Stored data:
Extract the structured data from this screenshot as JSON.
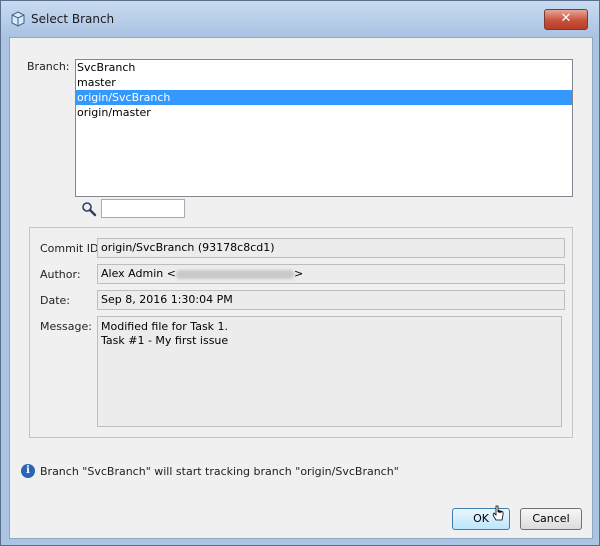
{
  "window": {
    "title": "Select Branch",
    "close_label": "✕"
  },
  "branch": {
    "label": "Branch:",
    "items": [
      "SvcBranch",
      "master",
      "origin/SvcBranch",
      "origin/master"
    ],
    "selected_index": 2,
    "search_value": ""
  },
  "details": {
    "commit_label": "Commit ID:",
    "commit_value": "origin/SvcBranch (93178c8cd1)",
    "author_label": "Author:",
    "author_name": "Alex Admin <",
    "author_close": ">",
    "date_label": "Date:",
    "date_value": "Sep 8, 2016 1:30:04 PM",
    "message_label": "Message:",
    "message_lines": [
      "Modified file for Task 1.",
      "Task #1 - My first issue"
    ]
  },
  "info": {
    "text": "Branch \"SvcBranch\" will start tracking branch \"origin/SvcBranch\"",
    "icon": "i"
  },
  "buttons": {
    "ok": "OK",
    "cancel": "Cancel"
  },
  "colors": {
    "selection": "#3399ff",
    "titlebar": "#b9d1ea",
    "close": "#c7523b"
  }
}
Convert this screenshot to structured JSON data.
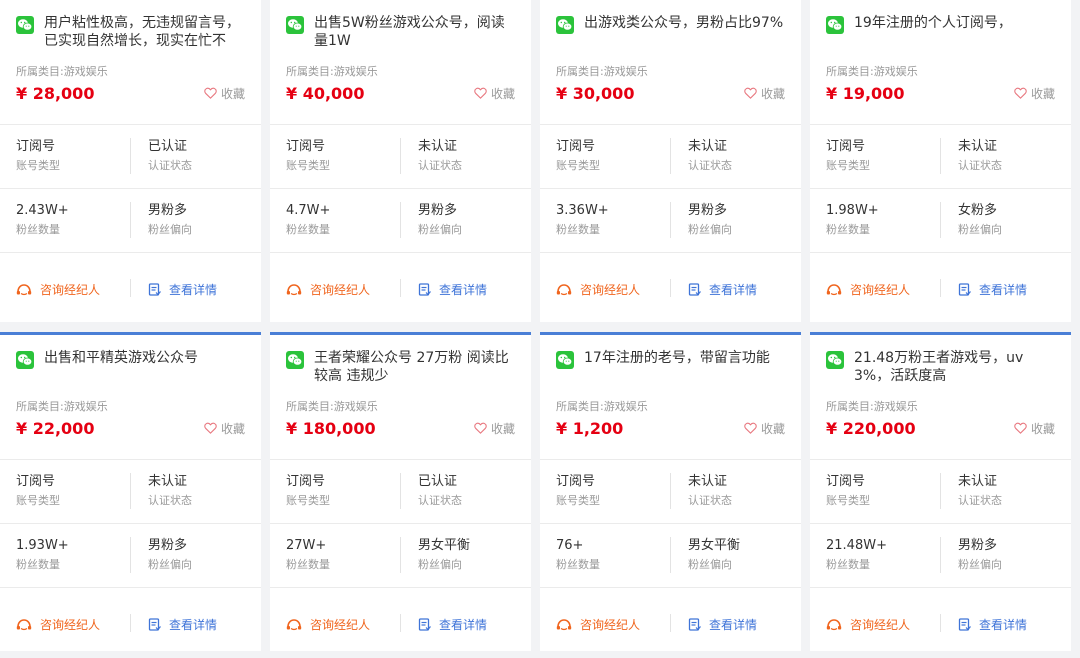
{
  "labels": {
    "category_prefix": "所属类目:",
    "favorite": "收藏",
    "account_type": "账号类型",
    "cert_status": "认证状态",
    "fans_count": "粉丝数量",
    "fans_bias": "粉丝偏向",
    "consult": "咨询经纪人",
    "detail": "查看详情"
  },
  "colors": {
    "price": "#e50012",
    "wechat": "#2bc33b",
    "consult": "#f0651e",
    "detail": "#3f74d8",
    "accent_border": "#4a7fd6"
  },
  "cards": [
    {
      "title": "用户粘性极高，无违规留言号，已实现自然增长，现实在忙不",
      "category": "游戏娱乐",
      "price": "¥ 28,000",
      "type": "订阅号",
      "cert": "已认证",
      "fans": "2.43W+",
      "bias": "男粉多"
    },
    {
      "title": "出售5W粉丝游戏公众号，阅读量1W",
      "category": "游戏娱乐",
      "price": "¥ 40,000",
      "type": "订阅号",
      "cert": "未认证",
      "fans": "4.7W+",
      "bias": "男粉多"
    },
    {
      "title": "出游戏类公众号，男粉占比97%",
      "category": "游戏娱乐",
      "price": "¥ 30,000",
      "type": "订阅号",
      "cert": "未认证",
      "fans": "3.36W+",
      "bias": "男粉多"
    },
    {
      "title": "19年注册的个人订阅号，",
      "category": "游戏娱乐",
      "price": "¥ 19,000",
      "type": "订阅号",
      "cert": "未认证",
      "fans": "1.98W+",
      "bias": "女粉多"
    },
    {
      "title": "出售和平精英游戏公众号",
      "category": "游戏娱乐",
      "price": "¥ 22,000",
      "type": "订阅号",
      "cert": "未认证",
      "fans": "1.93W+",
      "bias": "男粉多"
    },
    {
      "title": "王者荣耀公众号 27万粉 阅读比较高 违规少",
      "category": "游戏娱乐",
      "price": "¥ 180,000",
      "type": "订阅号",
      "cert": "已认证",
      "fans": "27W+",
      "bias": "男女平衡"
    },
    {
      "title": "17年注册的老号，带留言功能",
      "category": "游戏娱乐",
      "price": "¥ 1,200",
      "type": "订阅号",
      "cert": "未认证",
      "fans": "76+",
      "bias": "男女平衡"
    },
    {
      "title": "21.48万粉王者游戏号，uv3%，活跃度高",
      "category": "游戏娱乐",
      "price": "¥ 220,000",
      "type": "订阅号",
      "cert": "未认证",
      "fans": "21.48W+",
      "bias": "男粉多"
    }
  ]
}
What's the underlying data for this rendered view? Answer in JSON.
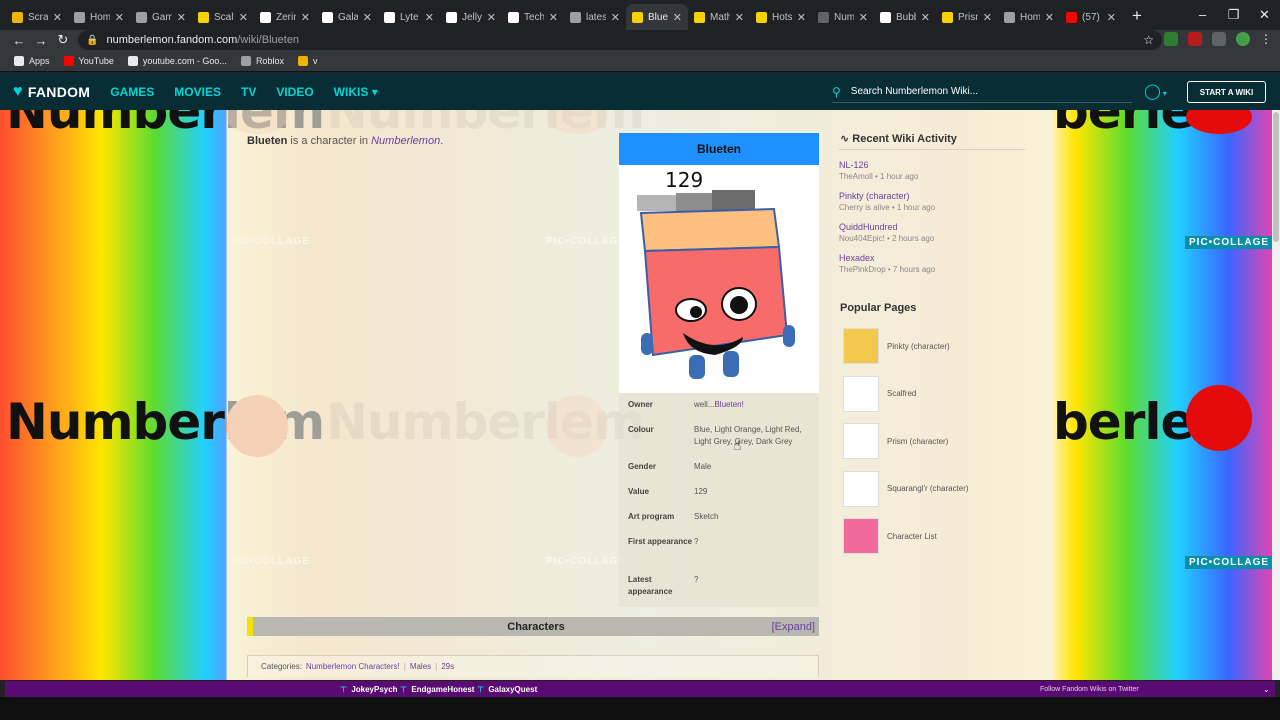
{
  "browser": {
    "tabs": [
      {
        "label": "Scrat",
        "color": "#f0b400",
        "active": false
      },
      {
        "label": "Hom",
        "color": "#9aa0a6",
        "active": false
      },
      {
        "label": "Game",
        "color": "#9aa0a6",
        "active": false
      },
      {
        "label": "Scalf",
        "color": "#f6d200",
        "active": false
      },
      {
        "label": "Zerin",
        "color": "#ffffff",
        "active": false
      },
      {
        "label": "Gala",
        "color": "#ffffff",
        "active": false
      },
      {
        "label": "Lyte",
        "color": "#ffffff",
        "active": false
      },
      {
        "label": "Jelly",
        "color": "#ffffff",
        "active": false
      },
      {
        "label": "Tech",
        "color": "#ffffff",
        "active": false
      },
      {
        "label": "lates",
        "color": "#9aa0a6",
        "active": false
      },
      {
        "label": "Bluet",
        "color": "#f6d200",
        "active": true
      },
      {
        "label": "Math",
        "color": "#f6d200",
        "active": false
      },
      {
        "label": "Hots",
        "color": "#f6d200",
        "active": false
      },
      {
        "label": "Num",
        "color": "#5f6368",
        "active": false
      },
      {
        "label": "Bubb",
        "color": "#ffffff",
        "active": false
      },
      {
        "label": "Prism",
        "color": "#f6d200",
        "active": false
      },
      {
        "label": "Hom",
        "color": "#9aa0a6",
        "active": false
      },
      {
        "label": "(57)",
        "color": "#ff0000",
        "active": false
      }
    ],
    "new_tab": "+",
    "window_controls": [
      "–",
      "❐",
      "✕"
    ],
    "nav": {
      "back": "←",
      "forward": "→",
      "reload": "↻"
    },
    "url_host": "numberlemon.fandom.com",
    "url_path": "/wiki/Blueten",
    "star": "☆",
    "menu": "⋮",
    "bookmarks": [
      {
        "label": "Apps",
        "icon_color": "#e8eaed"
      },
      {
        "label": "YouTube",
        "icon_color": "#ff0000"
      },
      {
        "label": "youtube.com - Goo...",
        "icon_color": "#e8eaed"
      },
      {
        "label": "Roblox",
        "icon_color": "#9aa0a6"
      },
      {
        "label": "v",
        "icon_color": "#f0b400"
      }
    ]
  },
  "fandom": {
    "logo": "FANDOM",
    "nav": [
      "GAMES",
      "MOVIES",
      "TV",
      "VIDEO",
      "WIKIS"
    ],
    "wikis_caret": "▾",
    "search_placeholder": "Search Numberlemon Wiki...",
    "start_wiki": "START A WIKI",
    "accent": "#00d6d6",
    "header_bg": "#082d35"
  },
  "background": {
    "big_word": "Numberlem",
    "big_word_right": "berlem",
    "watermark": "PIC•COLLAGE"
  },
  "article": {
    "intro_bold": "Blueten",
    "intro_mid": " is a character in ",
    "intro_link": "Numberlemon",
    "intro_end": ".",
    "infobox": {
      "title": "Blueten",
      "image_number": "129",
      "rows": [
        {
          "key": "Owner",
          "value": "well...",
          "link": "Blueten!"
        },
        {
          "key": "Colour",
          "value": "Blue, Light Orange, Light Red, Light Grey, Grey, Dark Grey",
          "link": ""
        },
        {
          "key": "Gender",
          "value": "Male",
          "link": ""
        },
        {
          "key": "Value",
          "value": "129",
          "link": ""
        },
        {
          "key": "Art program",
          "value": "Sketch",
          "link": ""
        },
        {
          "key": "First appearance",
          "value": "?",
          "link": ""
        },
        {
          "key": "Latest appearance",
          "value": "?",
          "link": ""
        }
      ]
    },
    "characters_bar": {
      "title": "Characters",
      "expand": "[Expand]"
    },
    "categories": {
      "label": "Categories:",
      "items": [
        "Numberlemon Characters!",
        "Males",
        "29s"
      ]
    }
  },
  "rail": {
    "activity_title": "Recent Wiki Activity",
    "activity": [
      {
        "name": "NL-126",
        "meta": "TheAmoll • 1 hour ago"
      },
      {
        "name": "Pinkty (character)",
        "meta": "Cherry is alive • 1 hour ago"
      },
      {
        "name": "QuiddHundred",
        "meta": "Nou404Epic! • 2 hours ago"
      },
      {
        "name": "Hexadex",
        "meta": "ThePinkDrop • 7 hours ago"
      }
    ],
    "popular_title": "Popular Pages",
    "popular": [
      {
        "label": "Pinkty (character)"
      },
      {
        "label": "Scalfred"
      },
      {
        "label": "Prism (character)"
      },
      {
        "label": "Squarangl'r (character)"
      },
      {
        "label": "Character List"
      }
    ]
  },
  "footer": {
    "items": [
      "JokeyPsych",
      "EndgameHonest",
      "GalaxyQuest"
    ],
    "follow": "Follow Fandom Wikis on Twitter",
    "caret": "⌄"
  }
}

__PROBLEM DETAILS__. Provide the count, and nothing else, of lines in the data above where the word "structured" occurs.

__WRITTEN REPLY__. 2